What you need to do:
Set down every entry word for word. Omit the pictures.

-- start of Data records --

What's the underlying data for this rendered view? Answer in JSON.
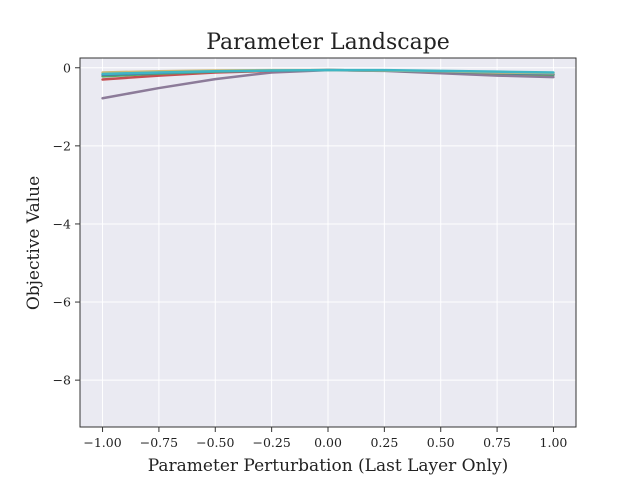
{
  "chart_data": {
    "type": "line",
    "title": "Parameter Landscape",
    "xlabel": "Parameter Perturbation (Last Layer Only)",
    "ylabel": "Objective Value",
    "xlim": [
      -1.1,
      1.1
    ],
    "ylim": [
      -9.2,
      0.25
    ],
    "xticks": [
      -1.0,
      -0.75,
      -0.5,
      -0.25,
      0.0,
      0.25,
      0.5,
      0.75,
      1.0
    ],
    "xtick_labels": [
      "−1.00",
      "−0.75",
      "−0.50",
      "−0.25",
      "0.00",
      "0.25",
      "0.50",
      "0.75",
      "1.00"
    ],
    "yticks": [
      0,
      -2,
      -4,
      -6,
      -8
    ],
    "ytick_labels": [
      "0",
      "−2",
      "−4",
      "−6",
      "−8"
    ],
    "grid": true,
    "background": "#eaeaf2",
    "grid_color": "#ffffff",
    "x": [
      -1.0,
      -0.75,
      -0.5,
      -0.25,
      0.0,
      0.25,
      0.5,
      0.75,
      1.0
    ],
    "series": [
      {
        "color": "#8c7b99",
        "values": [
          -0.78,
          -0.52,
          -0.29,
          -0.12,
          -0.06,
          -0.08,
          -0.14,
          -0.2,
          -0.24
        ]
      },
      {
        "color": "#c44e52",
        "values": [
          -0.3,
          -0.2,
          -0.12,
          -0.08,
          -0.06,
          -0.07,
          -0.1,
          -0.14,
          -0.18
        ]
      },
      {
        "color": "#55a868",
        "values": [
          -0.22,
          -0.15,
          -0.1,
          -0.07,
          -0.06,
          -0.07,
          -0.1,
          -0.14,
          -0.18
        ]
      },
      {
        "color": "#4c72b0",
        "values": [
          -0.18,
          -0.13,
          -0.09,
          -0.07,
          -0.06,
          -0.07,
          -0.1,
          -0.13,
          -0.16
        ]
      },
      {
        "color": "#ccb974",
        "values": [
          -0.12,
          -0.09,
          -0.07,
          -0.06,
          -0.06,
          -0.07,
          -0.09,
          -0.12,
          -0.14
        ]
      },
      {
        "color": "#3fb6c4",
        "values": [
          -0.16,
          -0.12,
          -0.09,
          -0.07,
          -0.06,
          -0.06,
          -0.08,
          -0.1,
          -0.12
        ]
      }
    ]
  }
}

-- end of Data records --

Result:
What's the underlying data for this rendered view? Answer in JSON.
{
  "chart_data": {
    "type": "line",
    "title": "Parameter Landscape",
    "xlabel": "Parameter Perturbation (Last Layer Only)",
    "ylabel": "Objective Value",
    "xlim": [
      -1.1,
      1.1
    ],
    "ylim": [
      -9.2,
      0.25
    ],
    "xticks": [
      -1.0,
      -0.75,
      -0.5,
      -0.25,
      0.0,
      0.25,
      0.5,
      0.75,
      1.0
    ],
    "xtick_labels": [
      "−1.00",
      "−0.75",
      "−0.50",
      "−0.25",
      "0.00",
      "0.25",
      "0.50",
      "0.75",
      "1.00"
    ],
    "yticks": [
      0,
      -2,
      -4,
      -6,
      -8
    ],
    "ytick_labels": [
      "0",
      "−2",
      "−4",
      "−6",
      "−8"
    ],
    "grid": true,
    "background": "#eaeaf2",
    "grid_color": "#ffffff",
    "x": [
      -1.0,
      -0.75,
      -0.5,
      -0.25,
      0.0,
      0.25,
      0.5,
      0.75,
      1.0
    ],
    "series": [
      {
        "color": "#8c7b99",
        "values": [
          -0.78,
          -0.52,
          -0.29,
          -0.12,
          -0.06,
          -0.08,
          -0.14,
          -0.2,
          -0.24
        ]
      },
      {
        "color": "#c44e52",
        "values": [
          -0.3,
          -0.2,
          -0.12,
          -0.08,
          -0.06,
          -0.07,
          -0.1,
          -0.14,
          -0.18
        ]
      },
      {
        "color": "#55a868",
        "values": [
          -0.22,
          -0.15,
          -0.1,
          -0.07,
          -0.06,
          -0.07,
          -0.1,
          -0.14,
          -0.18
        ]
      },
      {
        "color": "#4c72b0",
        "values": [
          -0.18,
          -0.13,
          -0.09,
          -0.07,
          -0.06,
          -0.07,
          -0.1,
          -0.13,
          -0.16
        ]
      },
      {
        "color": "#ccb974",
        "values": [
          -0.12,
          -0.09,
          -0.07,
          -0.06,
          -0.06,
          -0.07,
          -0.09,
          -0.12,
          -0.14
        ]
      },
      {
        "color": "#3fb6c4",
        "values": [
          -0.16,
          -0.12,
          -0.09,
          -0.07,
          -0.06,
          -0.06,
          -0.08,
          -0.1,
          -0.12
        ]
      }
    ]
  }
}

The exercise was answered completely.